» **Given exercise**: Write out the material again word for word, dropping any images it holds.

— BEGIN Record set —

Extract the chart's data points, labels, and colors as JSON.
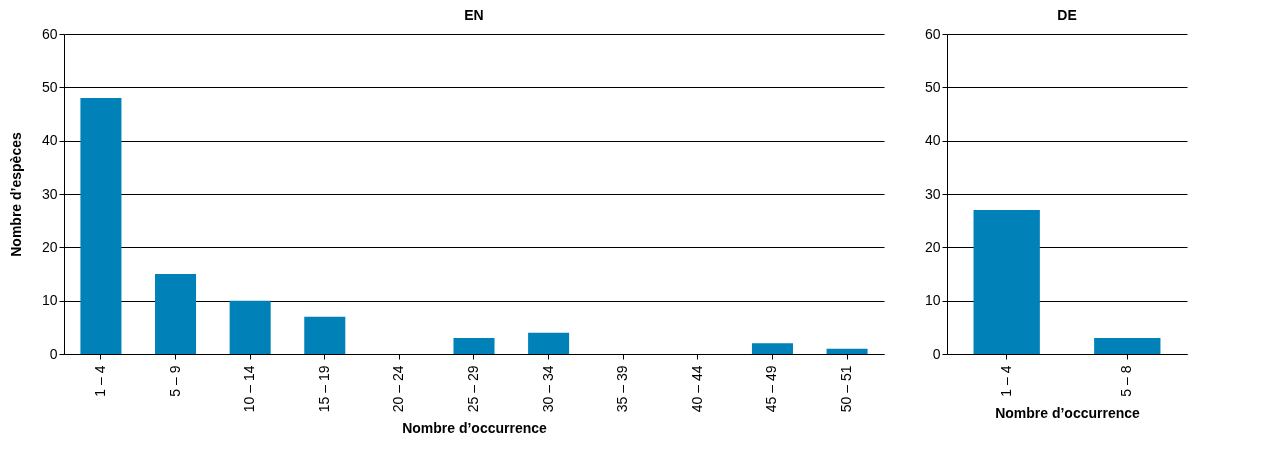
{
  "chart_data": [
    {
      "type": "bar",
      "title": "EN",
      "xlabel": "Nombre d’occurrence",
      "ylabel": "Nombre d’espèces",
      "categories": [
        "1 – 4",
        "5 – 9",
        "10 – 14",
        "15 – 19",
        "20 – 24",
        "25 – 29",
        "30 – 34",
        "35 – 39",
        "40 – 44",
        "45 – 49",
        "50 – 51"
      ],
      "values": [
        48,
        15,
        10,
        7,
        0,
        3,
        4,
        0,
        0,
        2,
        1
      ],
      "color": "#0081b8",
      "ylim": [
        0,
        60
      ],
      "yticks": [
        0,
        10,
        20,
        30,
        40,
        50,
        60
      ],
      "grid": "y"
    },
    {
      "type": "bar",
      "title": "DE",
      "xlabel": "Nombre d’occurrence",
      "categories": [
        "1 – 4",
        "5 – 8"
      ],
      "values": [
        27,
        3
      ],
      "color": "#0081b8",
      "ylim": [
        0,
        60
      ],
      "yticks": [
        0,
        10,
        20,
        30,
        40,
        50,
        60
      ],
      "grid": "y"
    }
  ]
}
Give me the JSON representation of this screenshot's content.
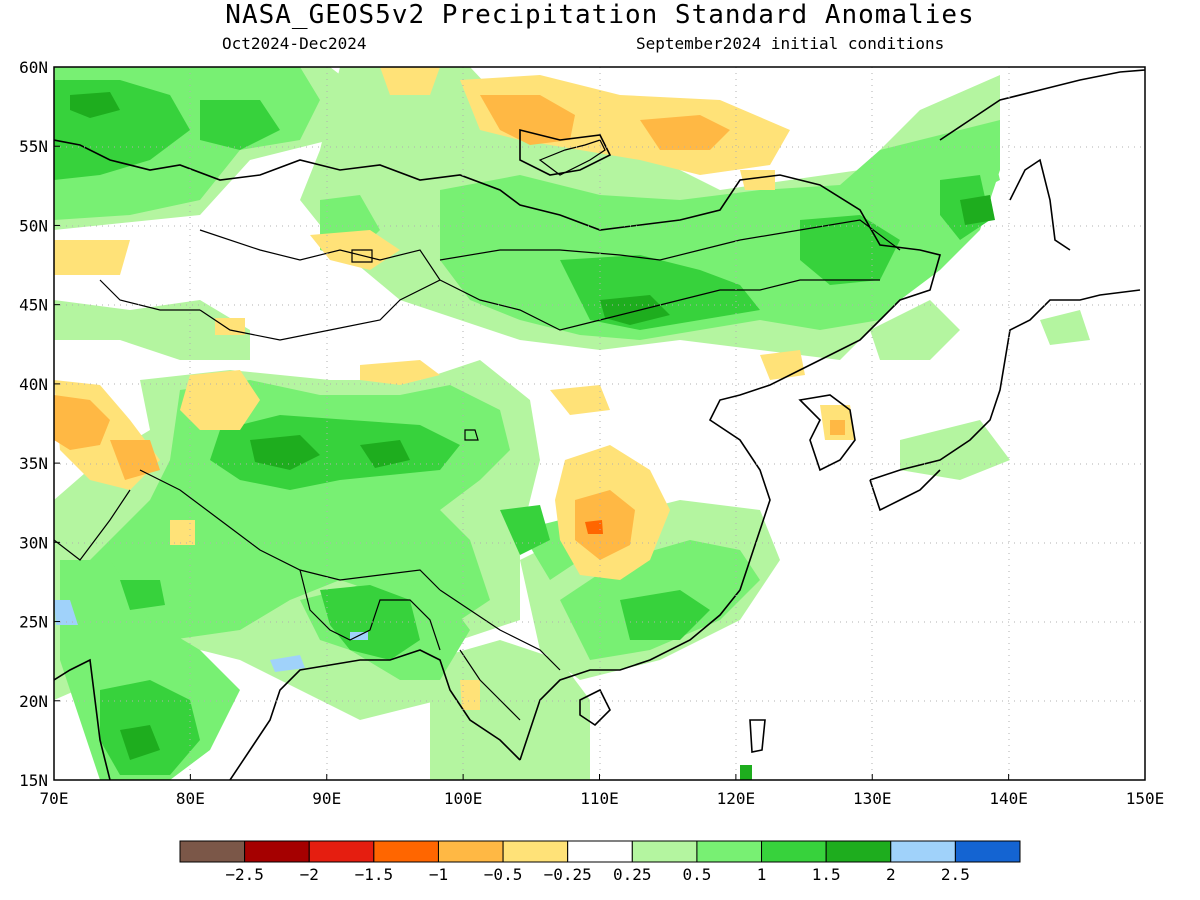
{
  "header": {
    "title": "NASA_GEOS5v2 Precipitation Standard Anomalies",
    "period": "Oct2024-Dec2024",
    "init_conditions": "September2024 initial conditions"
  },
  "axes": {
    "lon_ticks": [
      "70E",
      "80E",
      "90E",
      "100E",
      "110E",
      "120E",
      "130E",
      "140E",
      "150E"
    ],
    "lat_ticks": [
      "15N",
      "20N",
      "25N",
      "30N",
      "35N",
      "40N",
      "45N",
      "50N",
      "55N",
      "60N"
    ],
    "lon_range": [
      70,
      150
    ],
    "lat_range": [
      15,
      60
    ]
  },
  "colorbar": {
    "colors": [
      "#7b5748",
      "#a50000",
      "#e51e10",
      "#ff6600",
      "#ffb844",
      "#ffe278",
      "#ffffff",
      "#b4f5a0",
      "#78f073",
      "#37d23c",
      "#1ead1e",
      "#a0d2fa",
      "#1464d2"
    ],
    "labels": [
      "−2.5",
      "−2",
      "−1.5",
      "−1",
      "−0.5",
      "−0.25",
      "0.25",
      "0.5",
      "1",
      "1.5",
      "2",
      "2.5"
    ]
  }
}
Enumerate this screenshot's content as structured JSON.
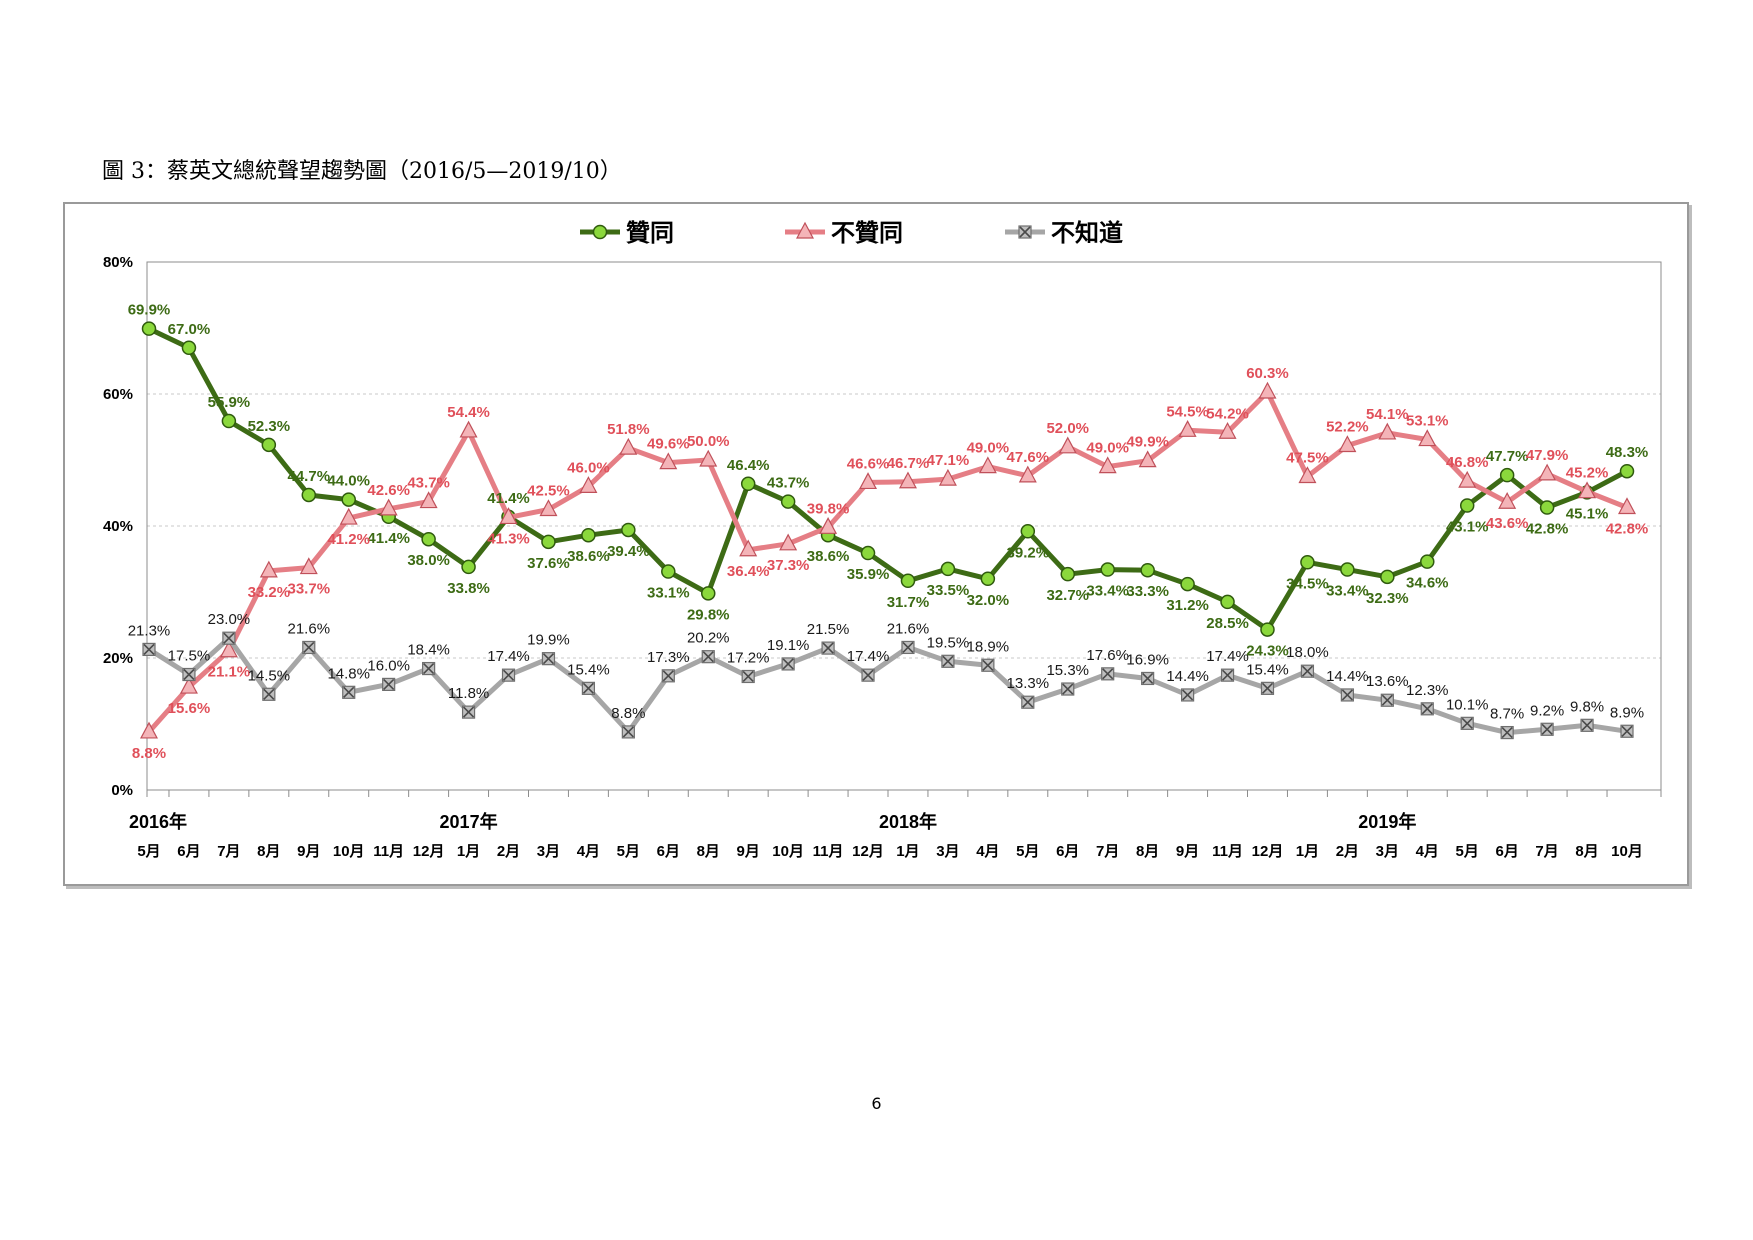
{
  "figure_title": "圖 3：蔡英文總統聲望趨勢圖（2016/5—2019/10）",
  "page_number": "6",
  "legend_labels": [
    "贊同",
    "不贊同",
    "不知道"
  ],
  "chart_data": {
    "type": "line",
    "title": "圖 3：蔡英文總統聲望趨勢圖（2016/5—2019/10）",
    "ylim": [
      0,
      80
    ],
    "y_ticks": [
      "0%",
      "20%",
      "40%",
      "60%",
      "80%"
    ],
    "grid": "horizontal dashed",
    "legend_position": "top-center",
    "year_labels": [
      {
        "label": "2016年",
        "index": 0
      },
      {
        "label": "2017年",
        "index": 8
      },
      {
        "label": "2018年",
        "index": 19
      },
      {
        "label": "2019年",
        "index": 31
      }
    ],
    "categories": [
      "5月",
      "6月",
      "7月",
      "8月",
      "9月",
      "10月",
      "11月",
      "12月",
      "1月",
      "2月",
      "3月",
      "4月",
      "5月",
      "6月",
      "8月",
      "9月",
      "10月",
      "11月",
      "12月",
      "1月",
      "3月",
      "4月",
      "5月",
      "6月",
      "7月",
      "8月",
      "9月",
      "11月",
      "12月",
      "1月",
      "2月",
      "3月",
      "4月",
      "5月",
      "6月",
      "7月",
      "8月",
      "10月"
    ],
    "series": [
      {
        "name": "贊同",
        "color": "#3d6b15",
        "marker": "circle",
        "marker_color": "#8bd83c",
        "values": [
          69.9,
          67.0,
          55.9,
          52.3,
          44.7,
          44.0,
          41.4,
          38.0,
          33.8,
          41.4,
          37.6,
          38.6,
          39.4,
          33.1,
          29.8,
          46.4,
          43.7,
          38.6,
          35.9,
          31.7,
          33.5,
          32.0,
          39.2,
          32.7,
          33.4,
          33.3,
          31.2,
          28.5,
          24.3,
          34.5,
          33.4,
          32.3,
          34.6,
          43.1,
          47.7,
          42.8,
          45.1,
          48.3
        ],
        "labels": [
          "69.9%",
          "67.0%",
          "55.9%",
          "52.3%",
          "44.7%",
          "44.0%",
          "41.4%",
          "38.0%",
          "33.8%",
          "41.4%",
          "37.6%",
          "38.6%",
          "39.4%",
          "33.1%",
          "29.8%",
          "46.4%",
          "43.7%",
          "38.6%",
          "35.9%",
          "31.7%",
          "33.5%",
          "32.0%",
          "39.2%",
          "32.7%",
          "33.4%",
          "33.3%",
          "31.2%",
          "28.5%",
          "24.3%",
          "34.5%",
          "33.4%",
          "32.3%",
          "34.6%",
          "43.1%",
          "47.7%",
          "42.8%",
          "45.1%",
          "48.3%"
        ]
      },
      {
        "name": "不贊同",
        "color": "#e57e85",
        "marker": "triangle",
        "marker_color": "#f4b4b8",
        "values": [
          8.8,
          15.6,
          21.1,
          33.2,
          33.7,
          41.2,
          42.6,
          43.7,
          54.4,
          41.3,
          42.5,
          46.0,
          51.8,
          49.6,
          50.0,
          36.4,
          37.3,
          39.8,
          46.6,
          46.7,
          47.1,
          49.0,
          47.6,
          52.0,
          49.0,
          49.9,
          54.5,
          54.2,
          60.3,
          47.5,
          52.2,
          54.1,
          53.1,
          46.8,
          43.6,
          47.9,
          45.2,
          42.8
        ],
        "labels": [
          "8.8%",
          "15.6%",
          "21.1%",
          "33.2%",
          "33.7%",
          "41.2%",
          "42.6%",
          "43.7%",
          "54.4%",
          "41.3%",
          "42.5%",
          "46.0%",
          "51.8%",
          "49.6%",
          "50.0%",
          "36.4%",
          "37.3%",
          "39.8%",
          "46.6%",
          "46.7%",
          "47.1%",
          "49.0%",
          "47.6%",
          "52.0%",
          "49.0%",
          "49.9%",
          "54.5%",
          "54.2%",
          "60.3%",
          "47.5%",
          "52.2%",
          "54.1%",
          "53.1%",
          "46.8%",
          "43.6%",
          "47.9%",
          "45.2%",
          "42.8%"
        ]
      },
      {
        "name": "不知道",
        "color": "#a6a6a6",
        "marker": "x-square",
        "marker_color": "#8c8c8c",
        "values": [
          21.3,
          17.5,
          23.0,
          14.5,
          21.6,
          14.8,
          16.0,
          18.4,
          11.8,
          17.4,
          19.9,
          15.4,
          8.8,
          17.3,
          20.2,
          17.2,
          19.1,
          21.5,
          17.4,
          21.6,
          19.5,
          18.9,
          13.3,
          15.3,
          17.6,
          16.9,
          14.4,
          17.4,
          15.4,
          18.0,
          14.4,
          13.6,
          12.3,
          10.1,
          8.7,
          9.2,
          9.8,
          8.9
        ],
        "labels": [
          "21.3%",
          "17.5%",
          "23.0%",
          "14.5%",
          "21.6%",
          "14.8%",
          "16.0%",
          "18.4%",
          "11.8%",
          "17.4%",
          "19.9%",
          "15.4%",
          "8.8%",
          "17.3%",
          "20.2%",
          "17.2%",
          "19.1%",
          "21.5%",
          "17.4%",
          "21.6%",
          "19.5%",
          "18.9%",
          "13.3%",
          "15.3%",
          "17.6%",
          "16.9%",
          "14.4%",
          "17.4%",
          "15.4%",
          "18.0%",
          "14.4%",
          "13.6%",
          "12.3%",
          "10.1%",
          "8.7%",
          "9.2%",
          "9.8%",
          "8.9%"
        ]
      }
    ]
  }
}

— END Record set —

» **Final result**:
Extract the chart's data points, labels, and colors as JSON.
{
  "chart_data": [
    {
      "type": "bar",
      "title": "EN",
      "xlabel": "Nombre d’occurrence",
      "ylabel": "Nombre d’espèces",
      "categories": [
        "1 – 4",
        "5 – 9",
        "10 – 14",
        "15 – 19",
        "20 – 24",
        "25 – 29",
        "30 – 34",
        "35 – 39",
        "40 – 44",
        "45 – 49",
        "50 – 51"
      ],
      "values": [
        48,
        15,
        10,
        7,
        0,
        3,
        4,
        0,
        0,
        2,
        1
      ],
      "color": "#0081b8",
      "ylim": [
        0,
        60
      ],
      "yticks": [
        0,
        10,
        20,
        30,
        40,
        50,
        60
      ],
      "grid": "y"
    },
    {
      "type": "bar",
      "title": "DE",
      "xlabel": "Nombre d’occurrence",
      "categories": [
        "1 – 4",
        "5 – 8"
      ],
      "values": [
        27,
        3
      ],
      "color": "#0081b8",
      "ylim": [
        0,
        60
      ],
      "yticks": [
        0,
        10,
        20,
        30,
        40,
        50,
        60
      ],
      "grid": "y"
    }
  ]
}
Give me the JSON representation of this screenshot's content.
{
  "header": {
    "title": "NASA_GEOS5v2 Precipitation Standard Anomalies",
    "period": "Oct2024-Dec2024",
    "init_conditions": "September2024 initial conditions"
  },
  "axes": {
    "lon_ticks": [
      "70E",
      "80E",
      "90E",
      "100E",
      "110E",
      "120E",
      "130E",
      "140E",
      "150E"
    ],
    "lat_ticks": [
      "15N",
      "20N",
      "25N",
      "30N",
      "35N",
      "40N",
      "45N",
      "50N",
      "55N",
      "60N"
    ],
    "lon_range": [
      70,
      150
    ],
    "lat_range": [
      15,
      60
    ]
  },
  "colorbar": {
    "colors": [
      "#7b5748",
      "#a50000",
      "#e51e10",
      "#ff6600",
      "#ffb844",
      "#ffe278",
      "#ffffff",
      "#b4f5a0",
      "#78f073",
      "#37d23c",
      "#1ead1e",
      "#a0d2fa",
      "#1464d2"
    ],
    "labels": [
      "−2.5",
      "−2",
      "−1.5",
      "−1",
      "−0.5",
      "−0.25",
      "0.25",
      "0.5",
      "1",
      "1.5",
      "2",
      "2.5"
    ]
  }
}
Enumerate this screenshot's content as structured JSON.
{
  "figure_title": "圖 3：蔡英文總統聲望趨勢圖（2016/5—2019/10）",
  "page_number": "6",
  "legend_labels": [
    "贊同",
    "不贊同",
    "不知道"
  ],
  "chart_data": {
    "type": "line",
    "title": "圖 3：蔡英文總統聲望趨勢圖（2016/5—2019/10）",
    "ylim": [
      0,
      80
    ],
    "y_ticks": [
      "0%",
      "20%",
      "40%",
      "60%",
      "80%"
    ],
    "grid": "horizontal dashed",
    "legend_position": "top-center",
    "year_labels": [
      {
        "label": "2016年",
        "index": 0
      },
      {
        "label": "2017年",
        "index": 8
      },
      {
        "label": "2018年",
        "index": 19
      },
      {
        "label": "2019年",
        "index": 31
      }
    ],
    "categories": [
      "5月",
      "6月",
      "7月",
      "8月",
      "9月",
      "10月",
      "11月",
      "12月",
      "1月",
      "2月",
      "3月",
      "4月",
      "5月",
      "6月",
      "8月",
      "9月",
      "10月",
      "11月",
      "12月",
      "1月",
      "3月",
      "4月",
      "5月",
      "6月",
      "7月",
      "8月",
      "9月",
      "11月",
      "12月",
      "1月",
      "2月",
      "3月",
      "4月",
      "5月",
      "6月",
      "7月",
      "8月",
      "10月"
    ],
    "series": [
      {
        "name": "贊同",
        "color": "#3d6b15",
        "marker": "circle",
        "marker_color": "#8bd83c",
        "values": [
          69.9,
          67.0,
          55.9,
          52.3,
          44.7,
          44.0,
          41.4,
          38.0,
          33.8,
          41.4,
          37.6,
          38.6,
          39.4,
          33.1,
          29.8,
          46.4,
          43.7,
          38.6,
          35.9,
          31.7,
          33.5,
          32.0,
          39.2,
          32.7,
          33.4,
          33.3,
          31.2,
          28.5,
          24.3,
          34.5,
          33.4,
          32.3,
          34.6,
          43.1,
          47.7,
          42.8,
          45.1,
          48.3
        ],
        "labels": [
          "69.9%",
          "67.0%",
          "55.9%",
          "52.3%",
          "44.7%",
          "44.0%",
          "41.4%",
          "38.0%",
          "33.8%",
          "41.4%",
          "37.6%",
          "38.6%",
          "39.4%",
          "33.1%",
          "29.8%",
          "46.4%",
          "43.7%",
          "38.6%",
          "35.9%",
          "31.7%",
          "33.5%",
          "32.0%",
          "39.2%",
          "32.7%",
          "33.4%",
          "33.3%",
          "31.2%",
          "28.5%",
          "24.3%",
          "34.5%",
          "33.4%",
          "32.3%",
          "34.6%",
          "43.1%",
          "47.7%",
          "42.8%",
          "45.1%",
          "48.3%"
        ]
      },
      {
        "name": "不贊同",
        "color": "#e57e85",
        "marker": "triangle",
        "marker_color": "#f4b4b8",
        "values": [
          8.8,
          15.6,
          21.1,
          33.2,
          33.7,
          41.2,
          42.6,
          43.7,
          54.4,
          41.3,
          42.5,
          46.0,
          51.8,
          49.6,
          50.0,
          36.4,
          37.3,
          39.8,
          46.6,
          46.7,
          47.1,
          49.0,
          47.6,
          52.0,
          49.0,
          49.9,
          54.5,
          54.2,
          60.3,
          47.5,
          52.2,
          54.1,
          53.1,
          46.8,
          43.6,
          47.9,
          45.2,
          42.8
        ],
        "labels": [
          "8.8%",
          "15.6%",
          "21.1%",
          "33.2%",
          "33.7%",
          "41.2%",
          "42.6%",
          "43.7%",
          "54.4%",
          "41.3%",
          "42.5%",
          "46.0%",
          "51.8%",
          "49.6%",
          "50.0%",
          "36.4%",
          "37.3%",
          "39.8%",
          "46.6%",
          "46.7%",
          "47.1%",
          "49.0%",
          "47.6%",
          "52.0%",
          "49.0%",
          "49.9%",
          "54.5%",
          "54.2%",
          "60.3%",
          "47.5%",
          "52.2%",
          "54.1%",
          "53.1%",
          "46.8%",
          "43.6%",
          "47.9%",
          "45.2%",
          "42.8%"
        ]
      },
      {
        "name": "不知道",
        "color": "#a6a6a6",
        "marker": "x-square",
        "marker_color": "#8c8c8c",
        "values": [
          21.3,
          17.5,
          23.0,
          14.5,
          21.6,
          14.8,
          16.0,
          18.4,
          11.8,
          17.4,
          19.9,
          15.4,
          8.8,
          17.3,
          20.2,
          17.2,
          19.1,
          21.5,
          17.4,
          21.6,
          19.5,
          18.9,
          13.3,
          15.3,
          17.6,
          16.9,
          14.4,
          17.4,
          15.4,
          18.0,
          14.4,
          13.6,
          12.3,
          10.1,
          8.7,
          9.2,
          9.8,
          8.9
        ],
        "labels": [
          "21.3%",
          "17.5%",
          "23.0%",
          "14.5%",
          "21.6%",
          "14.8%",
          "16.0%",
          "18.4%",
          "11.8%",
          "17.4%",
          "19.9%",
          "15.4%",
          "8.8%",
          "17.3%",
          "20.2%",
          "17.2%",
          "19.1%",
          "21.5%",
          "17.4%",
          "21.6%",
          "19.5%",
          "18.9%",
          "13.3%",
          "15.3%",
          "17.6%",
          "16.9%",
          "14.4%",
          "17.4%",
          "15.4%",
          "18.0%",
          "14.4%",
          "13.6%",
          "12.3%",
          "10.1%",
          "8.7%",
          "9.2%",
          "9.8%",
          "8.9%"
        ]
      }
    ]
  }
}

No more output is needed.